- **Dataset entries**
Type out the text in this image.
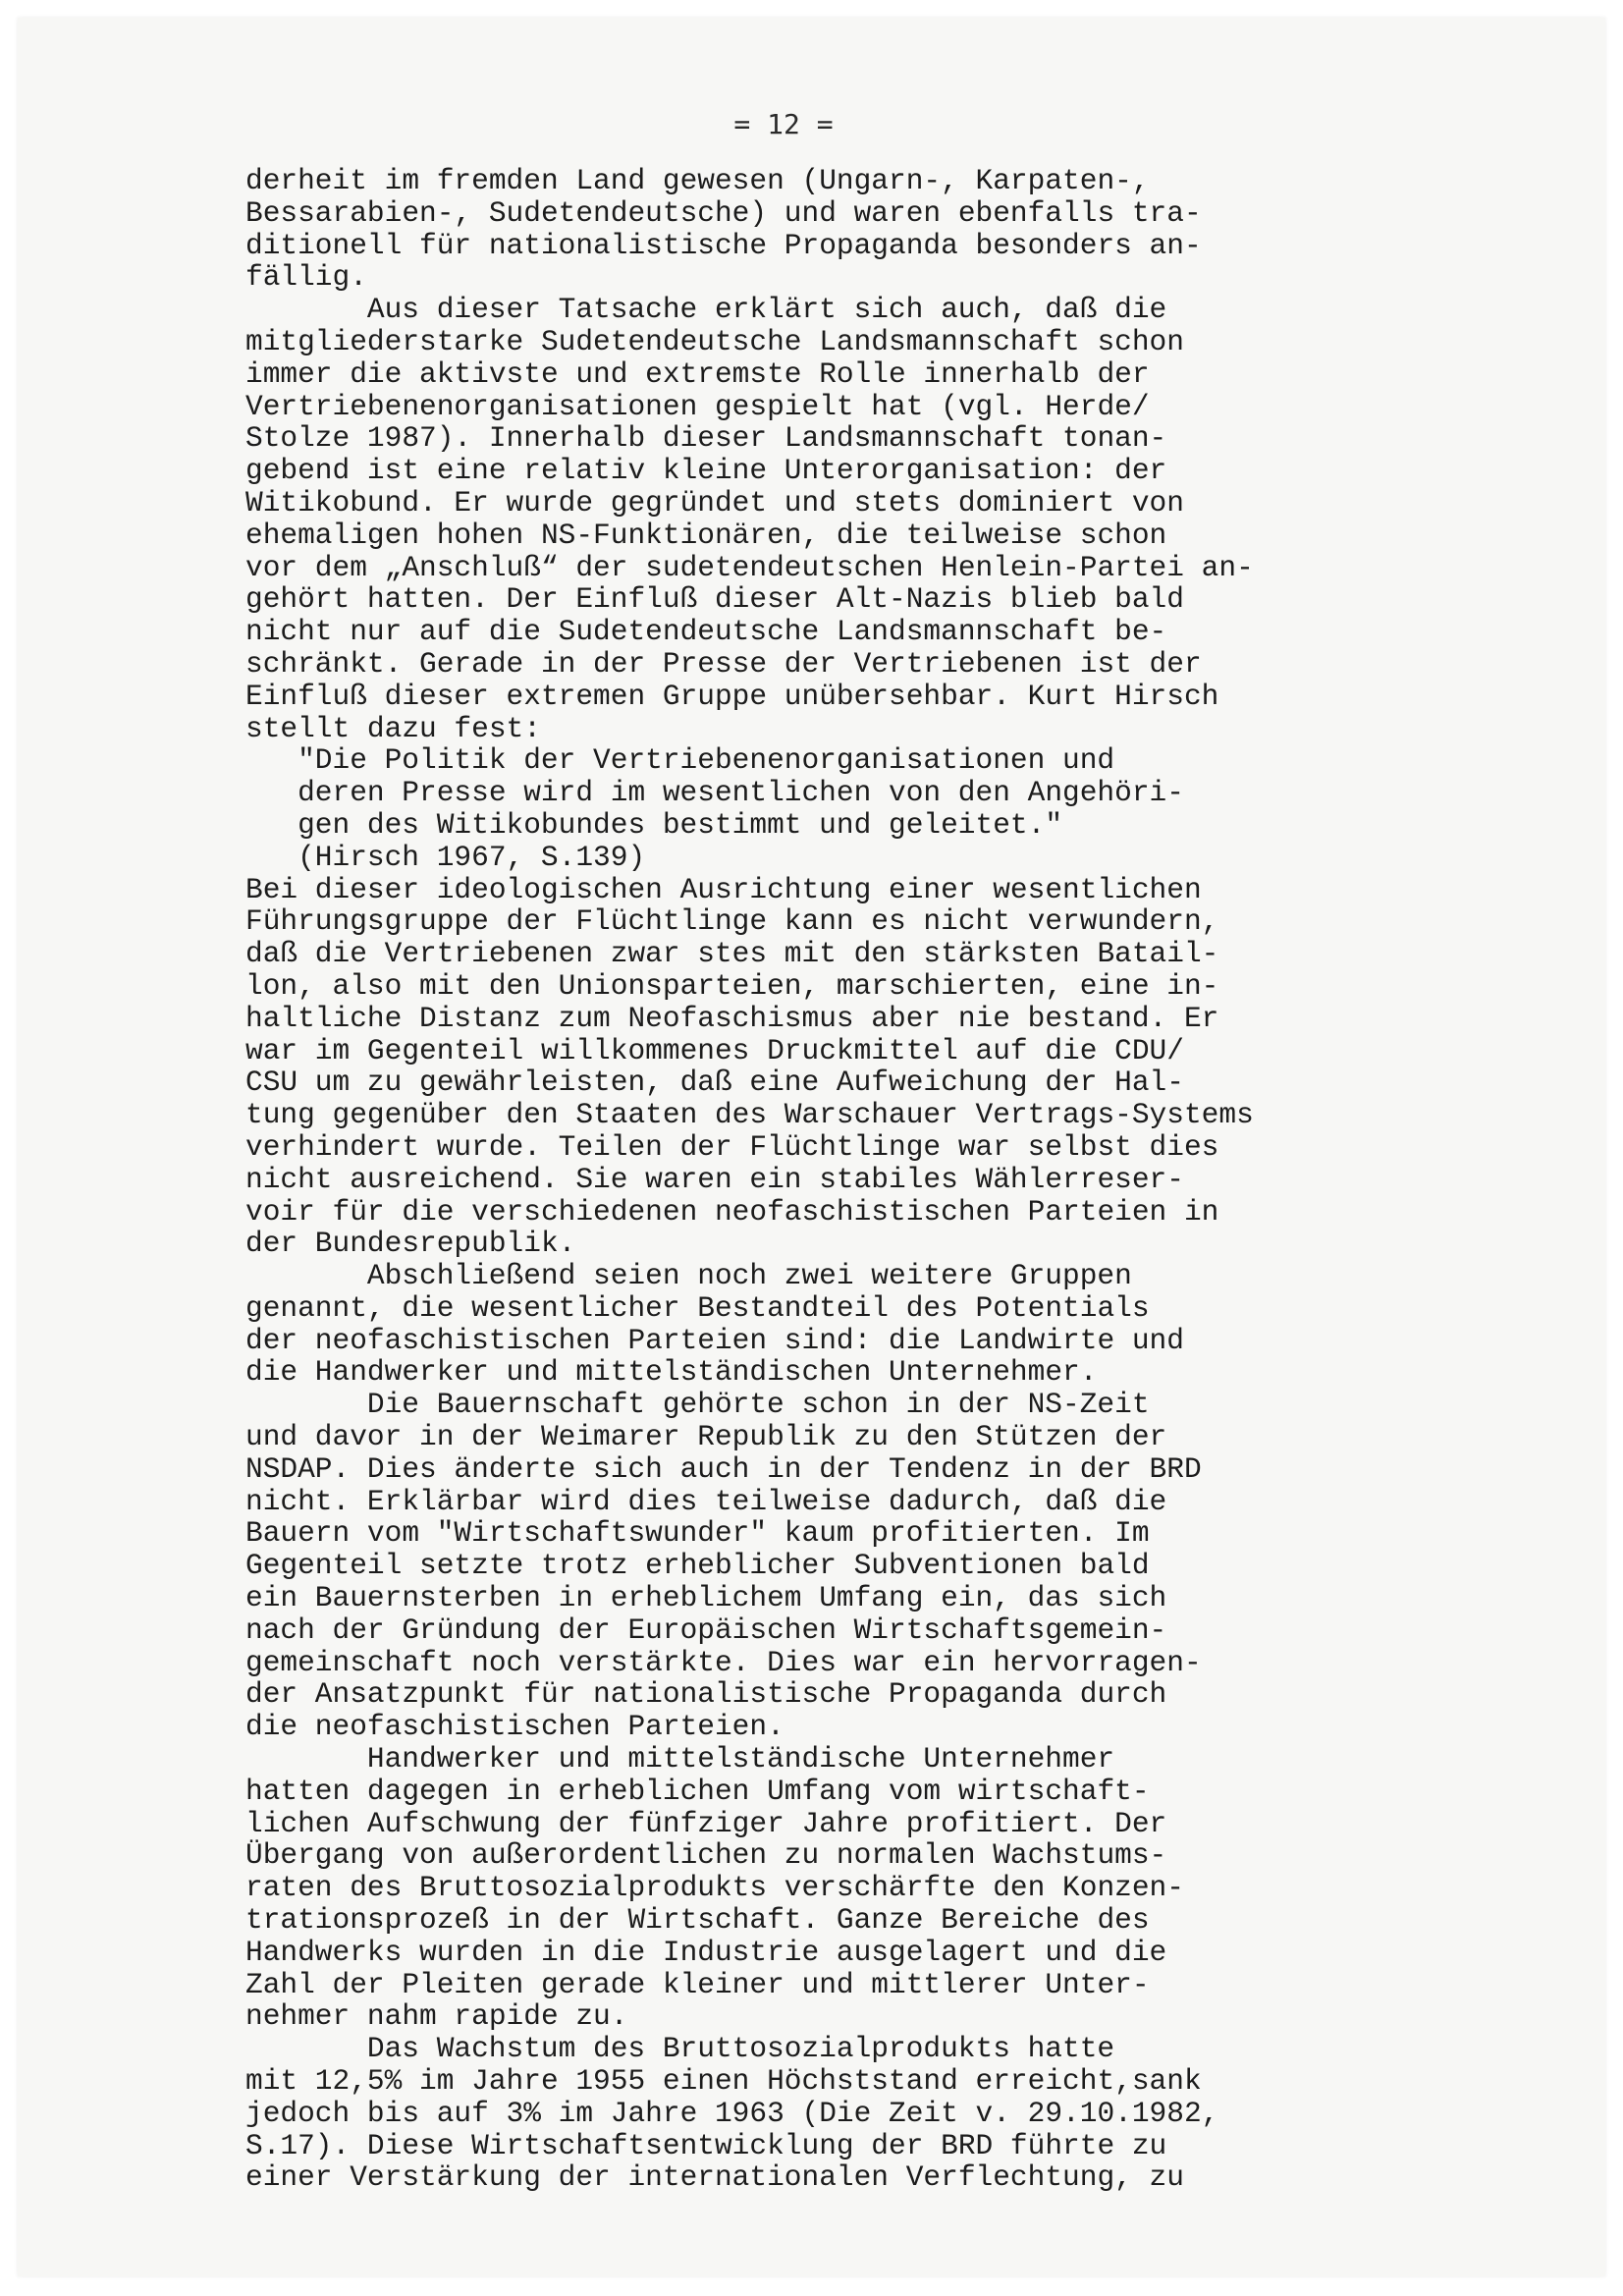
= 12 =
derheit im fremden Land gewesen (Ungarn-, Karpaten-,
Bessarabien-, Sudetendeutsche) und waren ebenfalls tra-
ditionell für nationalistische Propaganda besonders an-
fällig.
Aus dieser Tatsache erklärt sich auch, daß die
mitgliederstarke Sudetendeutsche Landsmannschaft schon
immer die aktivste und extremste Rolle innerhalb der
Vertriebenenorganisationen gespielt hat (vgl. Herde/
Stolze 1987). Innerhalb dieser Landsmannschaft tonan-
gebend ist eine relativ kleine Unterorganisation: der
Witikobund. Er wurde gegründet und stets dominiert von
ehemaligen hohen NS-Funktionären, die teilweise schon
vor dem „Anschluß“ der sudetendeutschen Henlein-Partei an-
gehört hatten. Der Einfluß dieser Alt-Nazis blieb bald
nicht nur auf die Sudetendeutsche Landsmannschaft be-
schränkt. Gerade in der Presse der Vertriebenen ist der
Einfluß dieser extremen Gruppe unübersehbar. Kurt Hirsch
stellt dazu fest:
"Die Politik der Vertriebenenorganisationen und
deren Presse wird im wesentlichen von den Angehöri-
gen des Witikobundes bestimmt und geleitet."
(Hirsch 1967, S.139)
Bei dieser ideologischen Ausrichtung einer wesentlichen
Führungsgruppe der Flüchtlinge kann es nicht verwundern,
daß die Vertriebenen zwar stes mit den stärksten Batail-
lon, also mit den Unionsparteien, marschierten, eine in-
haltliche Distanz zum Neofaschismus aber nie bestand. Er
war im Gegenteil willkommenes Druckmittel auf die CDU/
CSU um zu gewährleisten, daß eine Aufweichung der Hal-
tung gegenüber den Staaten des Warschauer Vertrags-Systems
verhindert wurde. Teilen der Flüchtlinge war selbst dies
nicht ausreichend. Sie waren ein stabiles Wählerreser-
voir für die verschiedenen neofaschistischen Parteien in
der Bundesrepublik.
Abschließend seien noch zwei weitere Gruppen
genannt, die wesentlicher Bestandteil des Potentials
der neofaschistischen Parteien sind: die Landwirte und
die Handwerker und mittelständischen Unternehmer.
Die Bauernschaft gehörte schon in der NS-Zeit
und davor in der Weimarer Republik zu den Stützen der
NSDAP. Dies änderte sich auch in der Tendenz in der BRD
nicht. Erklärbar wird dies teilweise dadurch, daß die
Bauern vom "Wirtschaftswunder" kaum profitierten. Im
Gegenteil setzte trotz erheblicher Subventionen bald
ein Bauernsterben in erheblichem Umfang ein, das sich
nach der Gründung der Europäischen Wirtschaftsgemein-
gemeinschaft noch verstärkte. Dies war ein hervorragen-
der Ansatzpunkt für nationalistische Propaganda durch
die neofaschistischen Parteien.
Handwerker und mittelständische Unternehmer
hatten dagegen in erheblichen Umfang vom wirtschaft-
lichen Aufschwung der fünfziger Jahre profitiert. Der
Übergang von außerordentlichen zu normalen Wachstums-
raten des Bruttosozialprodukts verschärfte den Konzen-
trationsprozeß in der Wirtschaft. Ganze Bereiche des
Handwerks wurden in die Industrie ausgelagert und die
Zahl der Pleiten gerade kleiner und mittlerer Unter-
nehmer nahm rapide zu.
Das Wachstum des Bruttosozialprodukts hatte
mit 12,5% im Jahre 1955 einen Höchststand erreicht,sank
jedoch bis auf 3% im Jahre 1963 (Die Zeit v. 29.10.1982,
S.17). Diese Wirtschaftsentwicklung der BRD führte zu
einer Verstärkung der internationalen Verflechtung, zu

- **Do this**
Reproduce each entry precisely. Leave the pictures out.

- **Response below**
Type out the text in this image.
= 12 =
derheit im fremden Land gewesen (Ungarn-, Karpaten-,
Bessarabien-, Sudetendeutsche) und waren ebenfalls tra-
ditionell für nationalistische Propaganda besonders an-
fällig.
Aus dieser Tatsache erklärt sich auch, daß die
mitgliederstarke Sudetendeutsche Landsmannschaft schon
immer die aktivste und extremste Rolle innerhalb der
Vertriebenenorganisationen gespielt hat (vgl. Herde/
Stolze 1987). Innerhalb dieser Landsmannschaft tonan-
gebend ist eine relativ kleine Unterorganisation: der
Witikobund. Er wurde gegründet und stets dominiert von
ehemaligen hohen NS-Funktionären, die teilweise schon
vor dem „Anschluß“ der sudetendeutschen Henlein-Partei an-
gehört hatten. Der Einfluß dieser Alt-Nazis blieb bald
nicht nur auf die Sudetendeutsche Landsmannschaft be-
schränkt. Gerade in der Presse der Vertriebenen ist der
Einfluß dieser extremen Gruppe unübersehbar. Kurt Hirsch
stellt dazu fest:
"Die Politik der Vertriebenenorganisationen und
deren Presse wird im wesentlichen von den Angehöri-
gen des Witikobundes bestimmt und geleitet."
(Hirsch 1967, S.139)
Bei dieser ideologischen Ausrichtung einer wesentlichen
Führungsgruppe der Flüchtlinge kann es nicht verwundern,
daß die Vertriebenen zwar stes mit den stärksten Batail-
lon, also mit den Unionsparteien, marschierten, eine in-
haltliche Distanz zum Neofaschismus aber nie bestand. Er
war im Gegenteil willkommenes Druckmittel auf die CDU/
CSU um zu gewährleisten, daß eine Aufweichung der Hal-
tung gegenüber den Staaten des Warschauer Vertrags-Systems
verhindert wurde. Teilen der Flüchtlinge war selbst dies
nicht ausreichend. Sie waren ein stabiles Wählerreser-
voir für die verschiedenen neofaschistischen Parteien in
der Bundesrepublik.
Abschließend seien noch zwei weitere Gruppen
genannt, die wesentlicher Bestandteil des Potentials
der neofaschistischen Parteien sind: die Landwirte und
die Handwerker und mittelständischen Unternehmer.
Die Bauernschaft gehörte schon in der NS-Zeit
und davor in der Weimarer Republik zu den Stützen der
NSDAP. Dies änderte sich auch in der Tendenz in der BRD
nicht. Erklärbar wird dies teilweise dadurch, daß die
Bauern vom "Wirtschaftswunder" kaum profitierten. Im
Gegenteil setzte trotz erheblicher Subventionen bald
ein Bauernsterben in erheblichem Umfang ein, das sich
nach der Gründung der Europäischen Wirtschaftsgemein-
gemeinschaft noch verstärkte. Dies war ein hervorragen-
der Ansatzpunkt für nationalistische Propaganda durch
die neofaschistischen Parteien.
Handwerker und mittelständische Unternehmer
hatten dagegen in erheblichen Umfang vom wirtschaft-
lichen Aufschwung der fünfziger Jahre profitiert. Der
Übergang von außerordentlichen zu normalen Wachstums-
raten des Bruttosozialprodukts verschärfte den Konzen-
trationsprozeß in der Wirtschaft. Ganze Bereiche des
Handwerks wurden in die Industrie ausgelagert und die
Zahl der Pleiten gerade kleiner und mittlerer Unter-
nehmer nahm rapide zu.
Das Wachstum des Bruttosozialprodukts hatte
mit 12,5% im Jahre 1955 einen Höchststand erreicht,sank
jedoch bis auf 3% im Jahre 1963 (Die Zeit v. 29.10.1982,
S.17). Diese Wirtschaftsentwicklung der BRD führte zu
einer Verstärkung der internationalen Verflechtung, zu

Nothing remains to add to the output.